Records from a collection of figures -

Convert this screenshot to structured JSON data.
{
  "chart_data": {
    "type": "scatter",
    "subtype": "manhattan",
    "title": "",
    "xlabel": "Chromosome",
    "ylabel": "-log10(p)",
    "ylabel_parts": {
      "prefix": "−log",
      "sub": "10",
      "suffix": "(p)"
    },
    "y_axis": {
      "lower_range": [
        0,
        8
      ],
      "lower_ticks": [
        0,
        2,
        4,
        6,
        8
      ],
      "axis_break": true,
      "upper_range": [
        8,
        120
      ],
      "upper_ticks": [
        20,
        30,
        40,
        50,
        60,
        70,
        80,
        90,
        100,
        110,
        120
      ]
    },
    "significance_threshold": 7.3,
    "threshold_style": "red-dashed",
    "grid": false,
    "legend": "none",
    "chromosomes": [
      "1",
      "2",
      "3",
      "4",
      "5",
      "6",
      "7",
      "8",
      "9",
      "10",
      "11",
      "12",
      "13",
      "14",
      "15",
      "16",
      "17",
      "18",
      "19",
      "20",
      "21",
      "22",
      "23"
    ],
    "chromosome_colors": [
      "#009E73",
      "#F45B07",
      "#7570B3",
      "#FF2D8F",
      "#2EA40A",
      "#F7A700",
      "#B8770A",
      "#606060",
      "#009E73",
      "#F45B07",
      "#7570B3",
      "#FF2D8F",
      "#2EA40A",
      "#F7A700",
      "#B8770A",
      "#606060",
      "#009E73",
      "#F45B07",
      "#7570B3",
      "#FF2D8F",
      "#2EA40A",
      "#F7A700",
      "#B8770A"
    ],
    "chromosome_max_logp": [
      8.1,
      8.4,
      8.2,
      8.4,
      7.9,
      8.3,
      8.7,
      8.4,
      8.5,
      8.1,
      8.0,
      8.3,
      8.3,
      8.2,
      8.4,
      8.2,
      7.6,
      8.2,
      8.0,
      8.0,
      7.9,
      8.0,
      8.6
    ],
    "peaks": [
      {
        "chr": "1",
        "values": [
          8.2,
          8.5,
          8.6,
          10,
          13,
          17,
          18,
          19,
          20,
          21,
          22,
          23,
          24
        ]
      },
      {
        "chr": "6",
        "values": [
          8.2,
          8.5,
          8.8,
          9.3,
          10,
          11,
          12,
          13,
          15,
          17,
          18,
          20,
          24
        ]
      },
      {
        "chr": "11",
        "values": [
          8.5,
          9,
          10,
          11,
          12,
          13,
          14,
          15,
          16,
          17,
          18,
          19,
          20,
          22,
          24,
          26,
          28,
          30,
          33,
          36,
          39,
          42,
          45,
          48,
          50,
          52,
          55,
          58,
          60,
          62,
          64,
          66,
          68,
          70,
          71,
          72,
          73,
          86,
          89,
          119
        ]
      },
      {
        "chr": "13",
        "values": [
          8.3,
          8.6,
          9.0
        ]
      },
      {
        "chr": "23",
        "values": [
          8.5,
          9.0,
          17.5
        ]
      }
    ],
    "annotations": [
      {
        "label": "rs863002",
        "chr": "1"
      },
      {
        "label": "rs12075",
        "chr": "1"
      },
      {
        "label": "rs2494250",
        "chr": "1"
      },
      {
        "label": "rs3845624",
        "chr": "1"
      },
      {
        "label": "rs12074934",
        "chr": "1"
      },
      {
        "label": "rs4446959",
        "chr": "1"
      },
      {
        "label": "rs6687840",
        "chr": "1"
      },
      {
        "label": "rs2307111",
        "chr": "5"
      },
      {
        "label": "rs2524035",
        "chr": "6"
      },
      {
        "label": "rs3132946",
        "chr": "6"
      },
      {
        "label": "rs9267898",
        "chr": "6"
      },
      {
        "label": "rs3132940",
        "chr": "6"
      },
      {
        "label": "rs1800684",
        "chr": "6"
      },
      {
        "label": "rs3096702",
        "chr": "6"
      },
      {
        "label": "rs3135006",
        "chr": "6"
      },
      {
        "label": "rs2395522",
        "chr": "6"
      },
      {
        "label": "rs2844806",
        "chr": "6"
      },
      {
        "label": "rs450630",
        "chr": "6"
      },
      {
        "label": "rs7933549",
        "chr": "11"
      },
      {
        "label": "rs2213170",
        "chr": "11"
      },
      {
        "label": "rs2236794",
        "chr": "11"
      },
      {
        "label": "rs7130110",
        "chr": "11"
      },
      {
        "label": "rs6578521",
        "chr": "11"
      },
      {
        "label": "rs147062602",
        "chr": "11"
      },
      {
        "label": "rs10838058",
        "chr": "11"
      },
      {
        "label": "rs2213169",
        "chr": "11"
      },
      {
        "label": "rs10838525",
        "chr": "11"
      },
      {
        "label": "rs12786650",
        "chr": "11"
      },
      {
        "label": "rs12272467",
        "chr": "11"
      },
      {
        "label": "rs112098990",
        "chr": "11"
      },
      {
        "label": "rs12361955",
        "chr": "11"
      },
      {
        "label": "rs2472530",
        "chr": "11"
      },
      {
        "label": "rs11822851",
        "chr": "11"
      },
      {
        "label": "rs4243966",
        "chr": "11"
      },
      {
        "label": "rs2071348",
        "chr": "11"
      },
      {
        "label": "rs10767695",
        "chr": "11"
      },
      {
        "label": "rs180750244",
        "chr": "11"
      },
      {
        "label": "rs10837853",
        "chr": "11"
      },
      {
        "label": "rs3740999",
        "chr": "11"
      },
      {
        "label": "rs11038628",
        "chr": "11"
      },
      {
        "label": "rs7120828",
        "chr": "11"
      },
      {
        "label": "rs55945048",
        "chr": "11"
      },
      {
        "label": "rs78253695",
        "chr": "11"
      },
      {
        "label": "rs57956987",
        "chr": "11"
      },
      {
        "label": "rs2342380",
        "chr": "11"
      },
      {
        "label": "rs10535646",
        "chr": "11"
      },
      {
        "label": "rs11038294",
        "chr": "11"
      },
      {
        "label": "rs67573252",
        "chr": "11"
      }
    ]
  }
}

Your goal -
Repeat each record exactly. Omit nothing.

Final result -
Convert this screenshot to structured JSON data.
{
  "chart_data": {
    "type": "scatter",
    "subtype": "manhattan",
    "title": "",
    "xlabel": "Chromosome",
    "ylabel": "-log10(p)",
    "ylabel_parts": {
      "prefix": "−log",
      "sub": "10",
      "suffix": "(p)"
    },
    "y_axis": {
      "lower_range": [
        0,
        8
      ],
      "lower_ticks": [
        0,
        2,
        4,
        6,
        8
      ],
      "axis_break": true,
      "upper_range": [
        8,
        120
      ],
      "upper_ticks": [
        20,
        30,
        40,
        50,
        60,
        70,
        80,
        90,
        100,
        110,
        120
      ]
    },
    "significance_threshold": 7.3,
    "threshold_style": "red-dashed",
    "grid": false,
    "legend": "none",
    "chromosomes": [
      "1",
      "2",
      "3",
      "4",
      "5",
      "6",
      "7",
      "8",
      "9",
      "10",
      "11",
      "12",
      "13",
      "14",
      "15",
      "16",
      "17",
      "18",
      "19",
      "20",
      "21",
      "22",
      "23"
    ],
    "chromosome_colors": [
      "#009E73",
      "#F45B07",
      "#7570B3",
      "#FF2D8F",
      "#2EA40A",
      "#F7A700",
      "#B8770A",
      "#606060",
      "#009E73",
      "#F45B07",
      "#7570B3",
      "#FF2D8F",
      "#2EA40A",
      "#F7A700",
      "#B8770A",
      "#606060",
      "#009E73",
      "#F45B07",
      "#7570B3",
      "#FF2D8F",
      "#2EA40A",
      "#F7A700",
      "#B8770A"
    ],
    "chromosome_max_logp": [
      8.1,
      8.4,
      8.2,
      8.4,
      7.9,
      8.3,
      8.7,
      8.4,
      8.5,
      8.1,
      8.0,
      8.3,
      8.3,
      8.2,
      8.4,
      8.2,
      7.6,
      8.2,
      8.0,
      8.0,
      7.9,
      8.0,
      8.6
    ],
    "peaks": [
      {
        "chr": "1",
        "values": [
          8.2,
          8.5,
          8.6,
          10,
          13,
          17,
          18,
          19,
          20,
          21,
          22,
          23,
          24
        ]
      },
      {
        "chr": "6",
        "values": [
          8.2,
          8.5,
          8.8,
          9.3,
          10,
          11,
          12,
          13,
          15,
          17,
          18,
          20,
          24
        ]
      },
      {
        "chr": "11",
        "values": [
          8.5,
          9,
          10,
          11,
          12,
          13,
          14,
          15,
          16,
          17,
          18,
          19,
          20,
          22,
          24,
          26,
          28,
          30,
          33,
          36,
          39,
          42,
          45,
          48,
          50,
          52,
          55,
          58,
          60,
          62,
          64,
          66,
          68,
          70,
          71,
          72,
          73,
          86,
          89,
          119
        ]
      },
      {
        "chr": "13",
        "values": [
          8.3,
          8.6,
          9.0
        ]
      },
      {
        "chr": "23",
        "values": [
          8.5,
          9.0,
          17.5
        ]
      }
    ],
    "annotations": [
      {
        "label": "rs863002",
        "chr": "1"
      },
      {
        "label": "rs12075",
        "chr": "1"
      },
      {
        "label": "rs2494250",
        "chr": "1"
      },
      {
        "label": "rs3845624",
        "chr": "1"
      },
      {
        "label": "rs12074934",
        "chr": "1"
      },
      {
        "label": "rs4446959",
        "chr": "1"
      },
      {
        "label": "rs6687840",
        "chr": "1"
      },
      {
        "label": "rs2307111",
        "chr": "5"
      },
      {
        "label": "rs2524035",
        "chr": "6"
      },
      {
        "label": "rs3132946",
        "chr": "6"
      },
      {
        "label": "rs9267898",
        "chr": "6"
      },
      {
        "label": "rs3132940",
        "chr": "6"
      },
      {
        "label": "rs1800684",
        "chr": "6"
      },
      {
        "label": "rs3096702",
        "chr": "6"
      },
      {
        "label": "rs3135006",
        "chr": "6"
      },
      {
        "label": "rs2395522",
        "chr": "6"
      },
      {
        "label": "rs2844806",
        "chr": "6"
      },
      {
        "label": "rs450630",
        "chr": "6"
      },
      {
        "label": "rs7933549",
        "chr": "11"
      },
      {
        "label": "rs2213170",
        "chr": "11"
      },
      {
        "label": "rs2236794",
        "chr": "11"
      },
      {
        "label": "rs7130110",
        "chr": "11"
      },
      {
        "label": "rs6578521",
        "chr": "11"
      },
      {
        "label": "rs147062602",
        "chr": "11"
      },
      {
        "label": "rs10838058",
        "chr": "11"
      },
      {
        "label": "rs2213169",
        "chr": "11"
      },
      {
        "label": "rs10838525",
        "chr": "11"
      },
      {
        "label": "rs12786650",
        "chr": "11"
      },
      {
        "label": "rs12272467",
        "chr": "11"
      },
      {
        "label": "rs112098990",
        "chr": "11"
      },
      {
        "label": "rs12361955",
        "chr": "11"
      },
      {
        "label": "rs2472530",
        "chr": "11"
      },
      {
        "label": "rs11822851",
        "chr": "11"
      },
      {
        "label": "rs4243966",
        "chr": "11"
      },
      {
        "label": "rs2071348",
        "chr": "11"
      },
      {
        "label": "rs10767695",
        "chr": "11"
      },
      {
        "label": "rs180750244",
        "chr": "11"
      },
      {
        "label": "rs10837853",
        "chr": "11"
      },
      {
        "label": "rs3740999",
        "chr": "11"
      },
      {
        "label": "rs11038628",
        "chr": "11"
      },
      {
        "label": "rs7120828",
        "chr": "11"
      },
      {
        "label": "rs55945048",
        "chr": "11"
      },
      {
        "label": "rs78253695",
        "chr": "11"
      },
      {
        "label": "rs57956987",
        "chr": "11"
      },
      {
        "label": "rs2342380",
        "chr": "11"
      },
      {
        "label": "rs10535646",
        "chr": "11"
      },
      {
        "label": "rs11038294",
        "chr": "11"
      },
      {
        "label": "rs67573252",
        "chr": "11"
      }
    ]
  }
}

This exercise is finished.